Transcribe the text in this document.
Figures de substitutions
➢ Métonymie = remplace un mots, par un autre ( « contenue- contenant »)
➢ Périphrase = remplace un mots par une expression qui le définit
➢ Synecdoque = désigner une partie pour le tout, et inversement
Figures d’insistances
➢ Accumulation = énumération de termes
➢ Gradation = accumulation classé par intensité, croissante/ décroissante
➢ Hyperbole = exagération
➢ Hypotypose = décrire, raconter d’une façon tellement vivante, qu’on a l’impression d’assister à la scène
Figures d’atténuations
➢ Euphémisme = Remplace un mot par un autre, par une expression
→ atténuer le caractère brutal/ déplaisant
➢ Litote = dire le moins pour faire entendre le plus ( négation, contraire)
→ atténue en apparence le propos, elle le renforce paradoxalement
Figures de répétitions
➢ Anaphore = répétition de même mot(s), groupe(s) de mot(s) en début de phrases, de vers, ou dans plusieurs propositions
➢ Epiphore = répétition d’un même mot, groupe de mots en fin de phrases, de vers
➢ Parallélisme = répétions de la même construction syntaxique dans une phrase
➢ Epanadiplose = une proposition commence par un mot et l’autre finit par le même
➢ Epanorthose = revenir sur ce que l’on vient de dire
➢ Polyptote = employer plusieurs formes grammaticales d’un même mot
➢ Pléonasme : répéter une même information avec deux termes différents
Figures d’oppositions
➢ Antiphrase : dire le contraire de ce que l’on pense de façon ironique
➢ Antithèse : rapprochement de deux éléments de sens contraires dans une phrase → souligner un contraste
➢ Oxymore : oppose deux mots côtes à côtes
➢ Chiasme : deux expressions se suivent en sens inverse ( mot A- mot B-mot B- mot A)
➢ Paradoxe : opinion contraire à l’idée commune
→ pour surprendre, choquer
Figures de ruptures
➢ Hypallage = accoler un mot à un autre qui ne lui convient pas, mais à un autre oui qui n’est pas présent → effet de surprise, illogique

**WHAT TO DO:**
Pull every line containing "même" out of the records.

**CORRECT RESULT:**
➢ Anaphore = répétition de même mot(s), groupe(s) de mot(s) en début de phrases, de vers, ou dans plusieurs propositions
➢ Epiphore = répétition d’un même mot, groupe de mots en fin de phrases, de vers
➢ Parallélisme = répétions de la même construction syntaxique dans une phrase
➢ Epanadiplose = une proposition commence par un mot et l’autre finit par le même
➢ Polyptote = employer plusieurs formes grammaticales d’un même mot
➢ Pléonasme : répéter une même information avec deux termes différents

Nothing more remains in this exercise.